- [About this task]:
For each line in the data that includes "Output", make a copy.

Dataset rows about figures
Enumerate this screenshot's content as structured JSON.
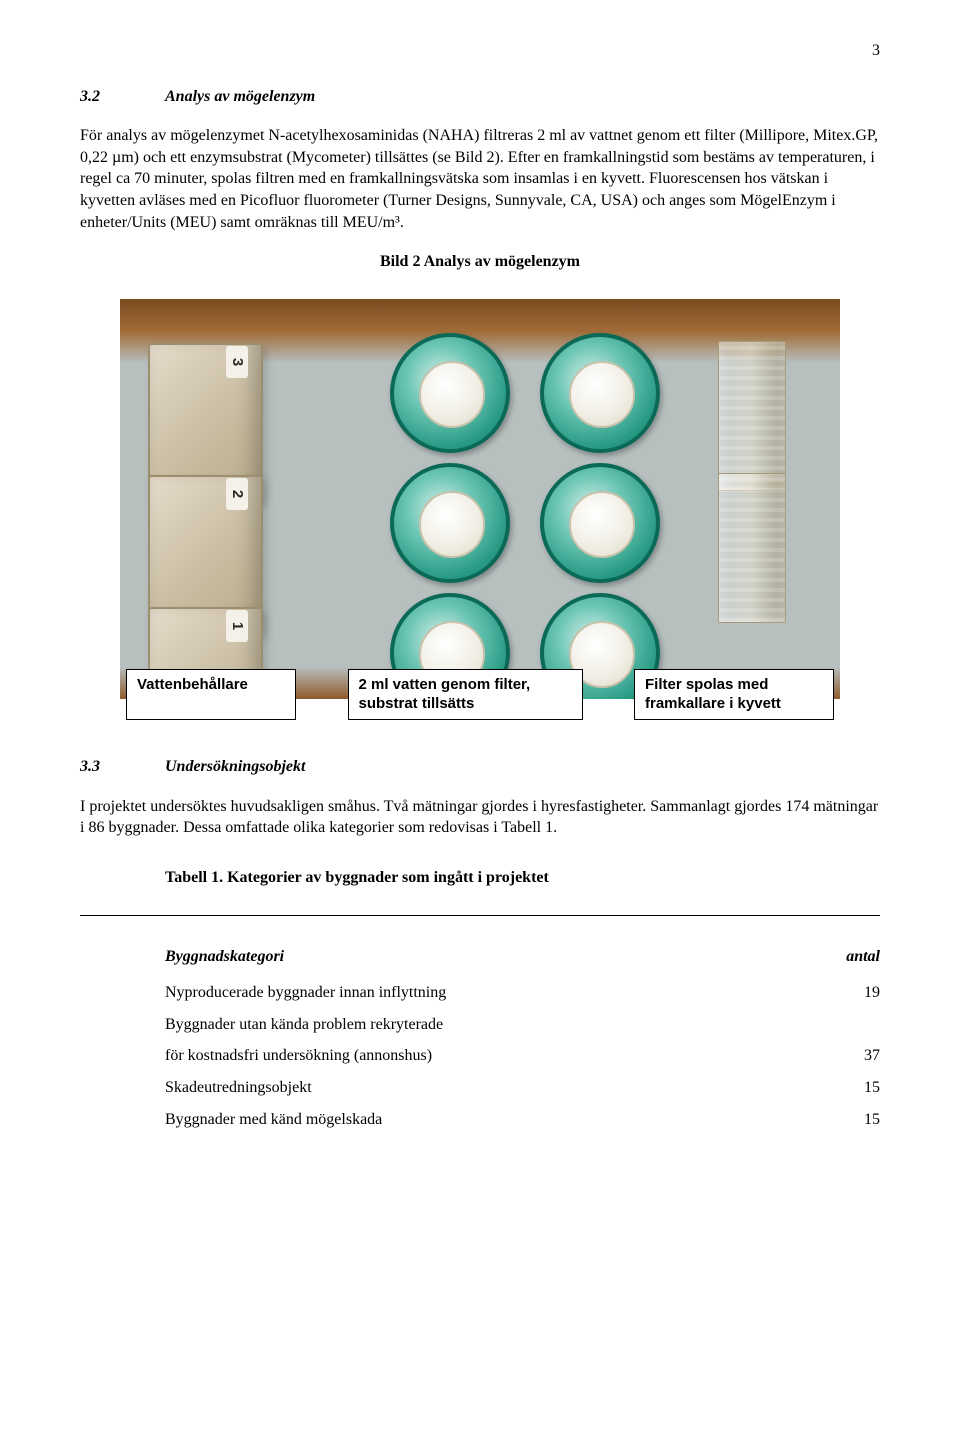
{
  "page_number": "3",
  "section_3_2": {
    "number": "3.2",
    "title": "Analys av mögelenzym",
    "paragraph": "För analys av mögelenzymet N-acetylhexosaminidas (NAHA) filtreras 2 ml av vattnet genom ett filter (Millipore, Mitex.GP, 0,22 µm) och ett enzymsubstrat (Mycometer) tillsättes (se Bild 2). Efter en framkallningstid som bestäms av temperaturen, i regel ca 70 minuter, spolas filtren med en framkallningsvätska som insamlas i en kyvett. Fluorescensen hos vätskan i kyvetten avläses med en Picofluor fluorometer (Turner Designs, Sunnyvale, CA, USA) och anges som MögelEnzym i enheter/Units (MEU) samt omräknas till MEU/m³."
  },
  "figure": {
    "caption": "Bild 2 Analys av mögelenzym",
    "labels": {
      "a": "Vattenbehållare",
      "b": "2 ml vatten genom filter, substrat tillsätts",
      "c": "Filter spolas med framkallare i kyvett"
    },
    "cuvette_tags": [
      "3",
      "2",
      "1"
    ],
    "colors": {
      "photo_bg_top": "#7a4a20",
      "photo_bg_mid": "#b7bfbf",
      "filter_ring": "#0d7d67",
      "filter_center": "#f1efe6",
      "cuvette": "#cbbfa5",
      "label_border": "#000000",
      "label_bg": "#ffffff"
    }
  },
  "section_3_3": {
    "number": "3.3",
    "title": "Undersökningsobjekt",
    "paragraph": "I projektet undersöktes huvudsakligen småhus. Två mätningar gjordes i hyresfastigheter. Sammanlagt gjordes 174 mätningar i 86 byggnader. Dessa omfattade olika kategorier som redovisas i Tabell 1."
  },
  "table": {
    "title": "Tabell 1. Kategorier av byggnader som ingått i projektet",
    "columns": [
      "Byggnadskategori",
      "antal"
    ],
    "rows": [
      [
        "Nyproducerade byggnader innan inflyttning",
        "19"
      ],
      [
        "Byggnader utan kända problem rekryterade",
        ""
      ],
      [
        "för kostnadsfri undersökning (annonshus)",
        "37"
      ],
      [
        "Skadeutredningsobjekt",
        "15"
      ],
      [
        "Byggnader med känd mögelskada",
        "15"
      ]
    ]
  }
}
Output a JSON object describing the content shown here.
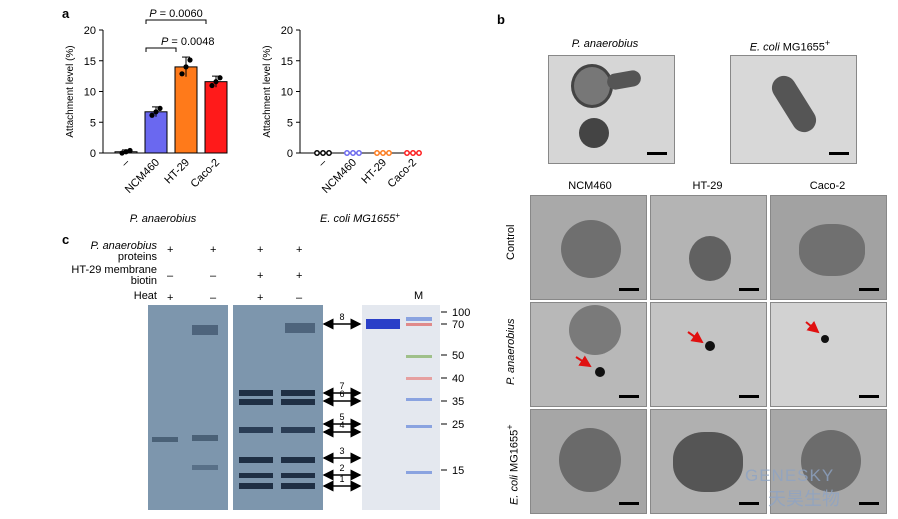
{
  "panel_labels": {
    "a": "a",
    "b": "b",
    "c": "c"
  },
  "chart_data": [
    {
      "type": "bar",
      "title": "",
      "xlabel": "P. anaerobius",
      "ylabel": "Attachment level (%)",
      "ylim": [
        0,
        20
      ],
      "yticks": [
        "0",
        "5",
        "10",
        "15",
        "20"
      ],
      "categories": [
        "–",
        "NCM460",
        "HT-29",
        "Caco-2"
      ],
      "values": [
        0.2,
        6.7,
        14.0,
        11.6
      ],
      "errors": [
        0.3,
        0.8,
        1.6,
        0.9
      ],
      "colors": [
        "#ffffff",
        "#6a68f0",
        "#ff7a1a",
        "#ff1a1a"
      ],
      "annotations": [
        "P = 0.0060",
        "P = 0.0048"
      ]
    },
    {
      "type": "bar",
      "title": "",
      "xlabel": "E. coli MG1655+",
      "ylabel": "Attachment level (%)",
      "ylim": [
        0,
        20
      ],
      "yticks": [
        "0",
        "5",
        "10",
        "15",
        "20"
      ],
      "categories": [
        "–",
        "NCM460",
        "HT-29",
        "Caco-2"
      ],
      "values": [
        0,
        0,
        0,
        0
      ],
      "colors": [
        "#000000",
        "#6a68f0",
        "#ff7a1a",
        "#ff1a1a"
      ]
    }
  ],
  "panel_b": {
    "top_labels": [
      "P. anaerobius",
      "E. coli MG1655+"
    ],
    "col_labels": [
      "NCM460",
      "HT-29",
      "Caco-2"
    ],
    "row_labels": [
      "Control",
      "P. anaerobius",
      "E. coli MG1655+"
    ]
  },
  "panel_c": {
    "row_labels": [
      "P. anaerobius proteins",
      "HT-29 membrane biotin",
      "Heat"
    ],
    "row_values": [
      [
        "+",
        "+",
        "+",
        "+"
      ],
      [
        "–",
        "–",
        "+",
        "+"
      ],
      [
        "+",
        "–",
        "+",
        "–"
      ]
    ],
    "band_numbers": [
      "8",
      "7",
      "6",
      "5",
      "4",
      "3",
      "2",
      "1"
    ],
    "marker_label": "M",
    "marker_sizes": [
      "100",
      "70",
      "50",
      "40",
      "35",
      "25",
      "15"
    ]
  },
  "watermark": {
    "brand": "GENESKY",
    "cn": "天昊生物"
  }
}
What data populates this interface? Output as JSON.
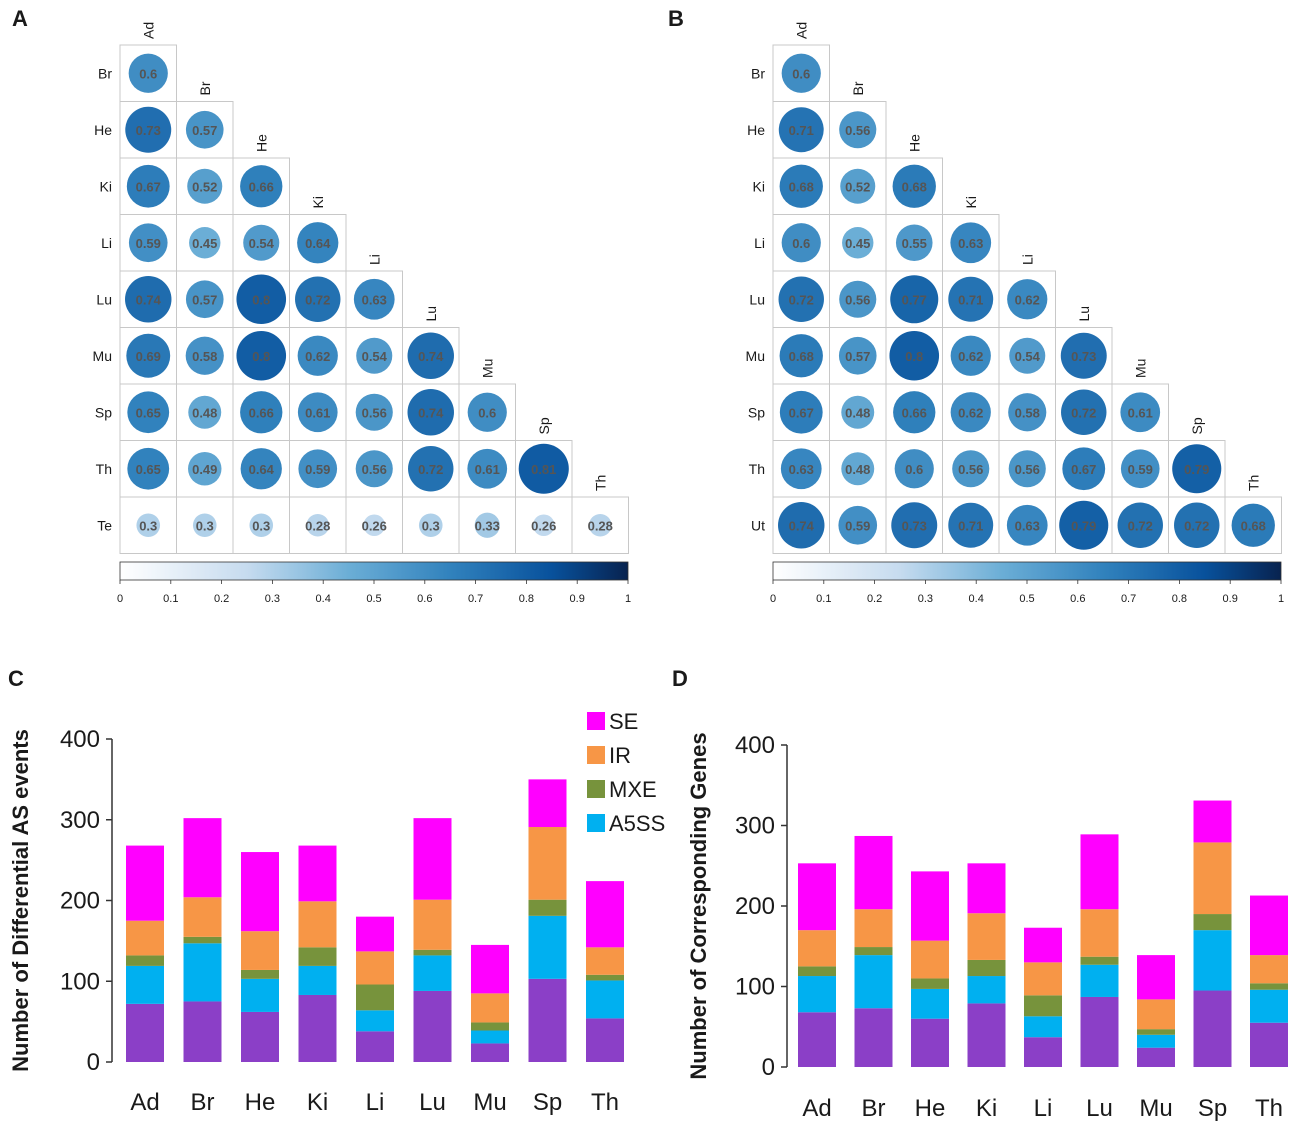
{
  "panels": {
    "A": "A",
    "B": "B",
    "C": "C",
    "D": "D"
  },
  "colors": {
    "SE": "#ff00ff",
    "IR": "#f79646",
    "MXE": "#77933c",
    "A5SS": "#00b0f0",
    "base": "#8b3fc7",
    "grid": "#c8c8c8",
    "cmap_low": "#ffffff",
    "cmap_high": "#0a2a5e"
  },
  "chart_data": [
    {
      "type": "heatmap",
      "panel": "A",
      "col_labels": [
        "Ad",
        "Br",
        "He",
        "Ki",
        "Li",
        "Lu",
        "Mu",
        "Sp",
        "Th"
      ],
      "row_labels": [
        "Br",
        "He",
        "Ki",
        "Li",
        "Lu",
        "Mu",
        "Sp",
        "Th",
        "Te"
      ],
      "values": [
        [
          0.6
        ],
        [
          0.73,
          0.57
        ],
        [
          0.67,
          0.52,
          0.66
        ],
        [
          0.59,
          0.45,
          0.54,
          0.64
        ],
        [
          0.74,
          0.57,
          0.8,
          0.72,
          0.63
        ],
        [
          0.69,
          0.58,
          0.8,
          0.62,
          0.54,
          0.74
        ],
        [
          0.65,
          0.48,
          0.66,
          0.61,
          0.56,
          0.74,
          0.6
        ],
        [
          0.65,
          0.49,
          0.64,
          0.59,
          0.56,
          0.72,
          0.61,
          0.81
        ],
        [
          0.3,
          0.3,
          0.3,
          0.28,
          0.26,
          0.3,
          0.33,
          0.26,
          0.28
        ]
      ],
      "colorbar_ticks": [
        "0",
        "0.1",
        "0.2",
        "0.3",
        "0.4",
        "0.5",
        "0.6",
        "0.7",
        "0.8",
        "0.9",
        "1"
      ],
      "range": [
        0,
        1
      ]
    },
    {
      "type": "heatmap",
      "panel": "B",
      "col_labels": [
        "Ad",
        "Br",
        "He",
        "Ki",
        "Li",
        "Lu",
        "Mu",
        "Sp",
        "Th"
      ],
      "row_labels": [
        "Br",
        "He",
        "Ki",
        "Li",
        "Lu",
        "Mu",
        "Sp",
        "Th",
        "Ut"
      ],
      "values": [
        [
          0.6
        ],
        [
          0.71,
          0.56
        ],
        [
          0.68,
          0.52,
          0.68
        ],
        [
          0.6,
          0.45,
          0.55,
          0.63
        ],
        [
          0.72,
          0.56,
          0.77,
          0.71,
          0.62
        ],
        [
          0.68,
          0.57,
          0.8,
          0.62,
          0.54,
          0.73
        ],
        [
          0.67,
          0.48,
          0.66,
          0.62,
          0.58,
          0.72,
          0.61
        ],
        [
          0.63,
          0.48,
          0.6,
          0.56,
          0.56,
          0.67,
          0.59,
          0.79
        ],
        [
          0.74,
          0.59,
          0.73,
          0.71,
          0.63,
          0.79,
          0.72,
          0.72,
          0.68
        ]
      ],
      "colorbar_ticks": [
        "0",
        "0.1",
        "0.2",
        "0.3",
        "0.4",
        "0.5",
        "0.6",
        "0.7",
        "0.8",
        "0.9",
        "1"
      ],
      "range": [
        0,
        1
      ]
    },
    {
      "type": "bar",
      "panel": "C",
      "stacked": true,
      "categories": [
        "Ad",
        "Br",
        "He",
        "Ki",
        "Li",
        "Lu",
        "Mu",
        "Sp",
        "Th"
      ],
      "ylabel": "Number of Differential AS events",
      "ylim": [
        0,
        400
      ],
      "yticks": [
        "0",
        "100",
        "200",
        "300",
        "400"
      ],
      "legend": [
        "SE",
        "IR",
        "MXE",
        "A5SS"
      ],
      "series": [
        {
          "key": "base",
          "values": [
            72,
            75,
            62,
            83,
            38,
            88,
            23,
            103,
            54
          ]
        },
        {
          "name": "A5SS",
          "key": "A5SS",
          "values": [
            47,
            72,
            41,
            36,
            26,
            44,
            16,
            78,
            47
          ]
        },
        {
          "name": "MXE",
          "key": "MXE",
          "values": [
            13,
            8,
            11,
            23,
            32,
            7,
            10,
            20,
            7
          ]
        },
        {
          "name": "IR",
          "key": "IR",
          "values": [
            43,
            49,
            48,
            57,
            41,
            62,
            36,
            90,
            34
          ]
        },
        {
          "name": "SE",
          "key": "SE",
          "values": [
            93,
            98,
            98,
            69,
            43,
            101,
            60,
            59,
            82
          ]
        }
      ]
    },
    {
      "type": "bar",
      "panel": "D",
      "stacked": true,
      "categories": [
        "Ad",
        "Br",
        "He",
        "Ki",
        "Li",
        "Lu",
        "Mu",
        "Sp",
        "Th"
      ],
      "ylabel": "Number of Corresponding Genes",
      "ylim": [
        0,
        400
      ],
      "yticks": [
        "0",
        "100",
        "200",
        "300",
        "400"
      ],
      "series": [
        {
          "key": "base",
          "values": [
            68,
            73,
            60,
            79,
            37,
            87,
            24,
            95,
            55
          ]
        },
        {
          "name": "A5SS",
          "key": "A5SS",
          "values": [
            45,
            66,
            37,
            34,
            26,
            40,
            16,
            75,
            41
          ]
        },
        {
          "name": "MXE",
          "key": "MXE",
          "values": [
            12,
            10,
            13,
            20,
            26,
            10,
            7,
            20,
            8
          ]
        },
        {
          "name": "IR",
          "key": "IR",
          "values": [
            45,
            47,
            47,
            58,
            41,
            59,
            37,
            89,
            35
          ]
        },
        {
          "name": "SE",
          "key": "SE",
          "values": [
            83,
            91,
            86,
            62,
            43,
            93,
            55,
            52,
            74
          ]
        }
      ]
    }
  ]
}
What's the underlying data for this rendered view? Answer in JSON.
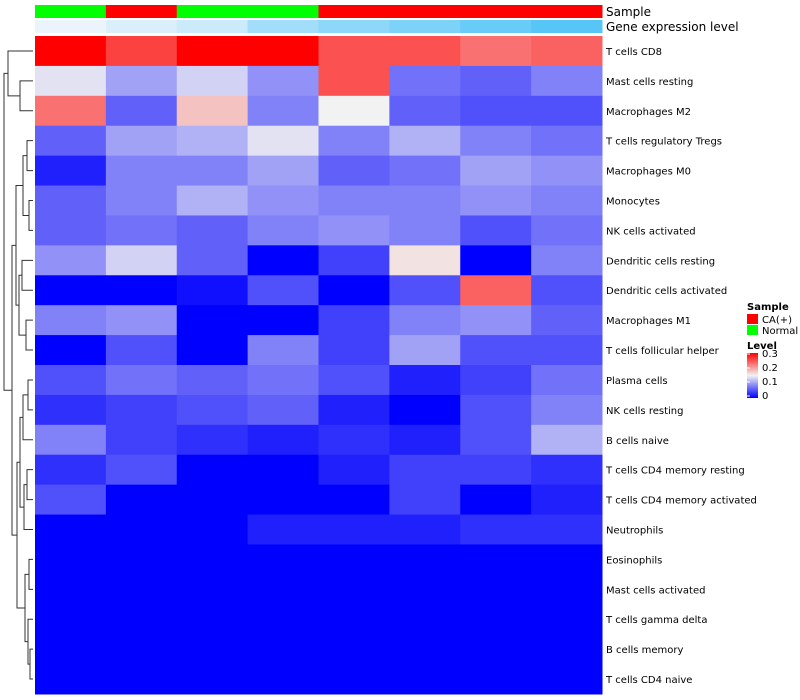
{
  "chart_data": {
    "type": "heatmap",
    "title": "",
    "annotation_tracks": [
      {
        "name": "Sample",
        "values": [
          "Normal",
          "CA(+)",
          "Normal",
          "Normal",
          "CA(+)",
          "CA(+)",
          "CA(+)",
          "CA(+)"
        ],
        "colors": {
          "CA(+)": "#ff0000",
          "Normal": "#00ff00"
        }
      },
      {
        "name": "Gene expression level",
        "values": [
          0.05,
          0.15,
          0.25,
          0.5,
          0.62,
          0.72,
          0.85,
          0.95
        ],
        "color_low": "#f4f7fb",
        "color_high": "#4fc3f7"
      }
    ],
    "rows": [
      "T cells CD8",
      "Mast cells resting",
      "Macrophages M2",
      "T cells regulatory  Tregs",
      "Macrophages M0",
      "Monocytes",
      "NK cells activated",
      "Dendritic cells resting",
      "Dendritic cells activated",
      "Macrophages M1",
      "T cells follicular helper",
      "Plasma cells",
      "NK cells resting",
      "B cells naive",
      "T cells CD4 memory resting",
      "T cells CD4 memory activated",
      "Neutrophils",
      "Eosinophils",
      "Mast cells activated",
      "T cells gamma delta",
      "B cells memory",
      "T cells CD4 naive"
    ],
    "values": [
      [
        0.3,
        0.26,
        0.3,
        0.3,
        0.25,
        0.25,
        0.23,
        0.24
      ],
      [
        0.14,
        0.1,
        0.13,
        0.09,
        0.25,
        0.07,
        0.06,
        0.08
      ],
      [
        0.23,
        0.06,
        0.18,
        0.08,
        0.15,
        0.06,
        0.05,
        0.05
      ],
      [
        0.06,
        0.1,
        0.11,
        0.14,
        0.08,
        0.11,
        0.08,
        0.07
      ],
      [
        0.02,
        0.08,
        0.08,
        0.1,
        0.06,
        0.07,
        0.1,
        0.09
      ],
      [
        0.06,
        0.08,
        0.11,
        0.09,
        0.08,
        0.08,
        0.09,
        0.08
      ],
      [
        0.06,
        0.07,
        0.06,
        0.08,
        0.09,
        0.08,
        0.05,
        0.07
      ],
      [
        0.09,
        0.13,
        0.06,
        0.0,
        0.04,
        0.16,
        0.0,
        0.08
      ],
      [
        0.0,
        0.0,
        0.01,
        0.05,
        0.0,
        0.05,
        0.24,
        0.05
      ],
      [
        0.08,
        0.09,
        0.0,
        0.0,
        0.04,
        0.08,
        0.09,
        0.06
      ],
      [
        0.0,
        0.05,
        0.0,
        0.08,
        0.04,
        0.1,
        0.05,
        0.05
      ],
      [
        0.05,
        0.07,
        0.06,
        0.07,
        0.05,
        0.02,
        0.04,
        0.07
      ],
      [
        0.03,
        0.04,
        0.05,
        0.06,
        0.02,
        0.0,
        0.05,
        0.08
      ],
      [
        0.08,
        0.04,
        0.03,
        0.02,
        0.03,
        0.02,
        0.05,
        0.11
      ],
      [
        0.03,
        0.05,
        0.0,
        0.0,
        0.02,
        0.04,
        0.04,
        0.03
      ],
      [
        0.05,
        0.0,
        0.0,
        0.0,
        0.0,
        0.04,
        0.0,
        0.02
      ],
      [
        0.0,
        0.0,
        0.0,
        0.02,
        0.02,
        0.02,
        0.03,
        0.03
      ],
      [
        0.0,
        0.0,
        0.0,
        0.0,
        0.0,
        0.0,
        0.0,
        0.0
      ],
      [
        0.0,
        0.0,
        0.0,
        0.0,
        0.0,
        0.0,
        0.0,
        0.0
      ],
      [
        0.0,
        0.0,
        0.0,
        0.0,
        0.0,
        0.0,
        0.0,
        0.0
      ],
      [
        0.0,
        0.0,
        0.0,
        0.0,
        0.0,
        0.0,
        0.0,
        0.0
      ],
      [
        0.0,
        0.0,
        0.0,
        0.0,
        0.0,
        0.0,
        0.0,
        0.0
      ]
    ],
    "color_scale": {
      "min": 0,
      "max": 0.3,
      "low_color": "#0000ff",
      "mid_color": "#f2f2f2",
      "high_color": "#ff0000",
      "mid_value": 0.15
    },
    "legend": {
      "sample_title": "Sample",
      "sample_entries": [
        {
          "label": "CA(+)",
          "color": "#ff0000"
        },
        {
          "label": "Normal",
          "color": "#00ff00"
        }
      ],
      "level_title": "Level",
      "level_ticks": [
        "0.3",
        "0.2",
        "0.1",
        "0"
      ],
      "placement": "right"
    },
    "row_dendrogram": true
  }
}
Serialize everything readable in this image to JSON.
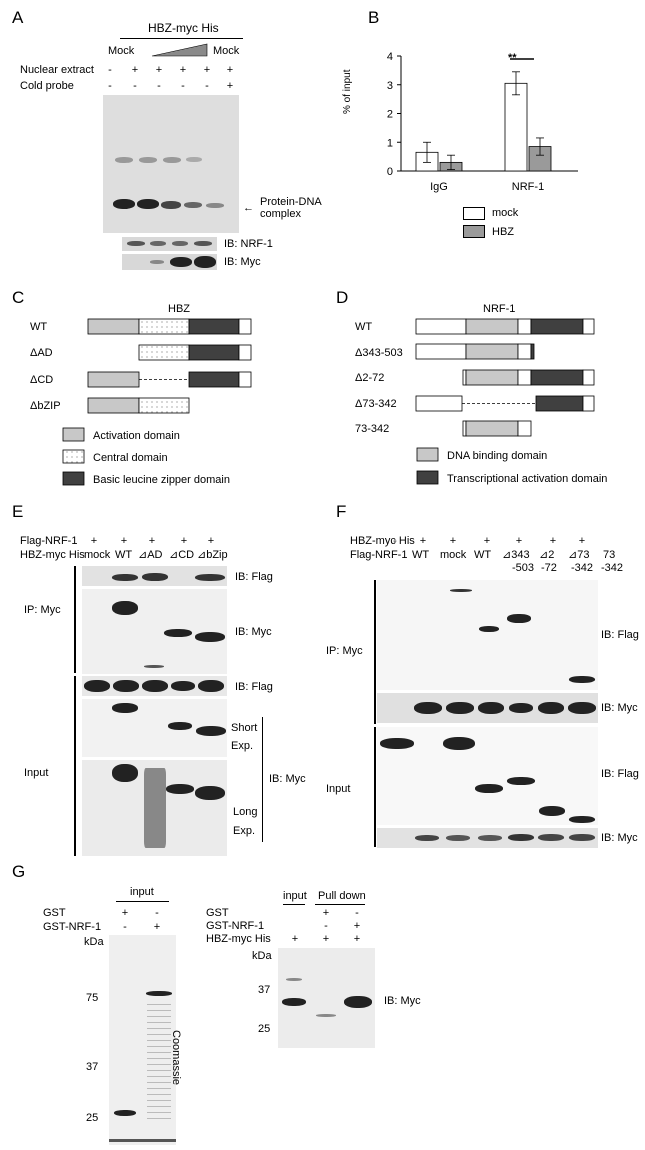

- [Result for this exercise]:
Output a JSON object describing the content shown here.
What data populates this interface? Output as JSON.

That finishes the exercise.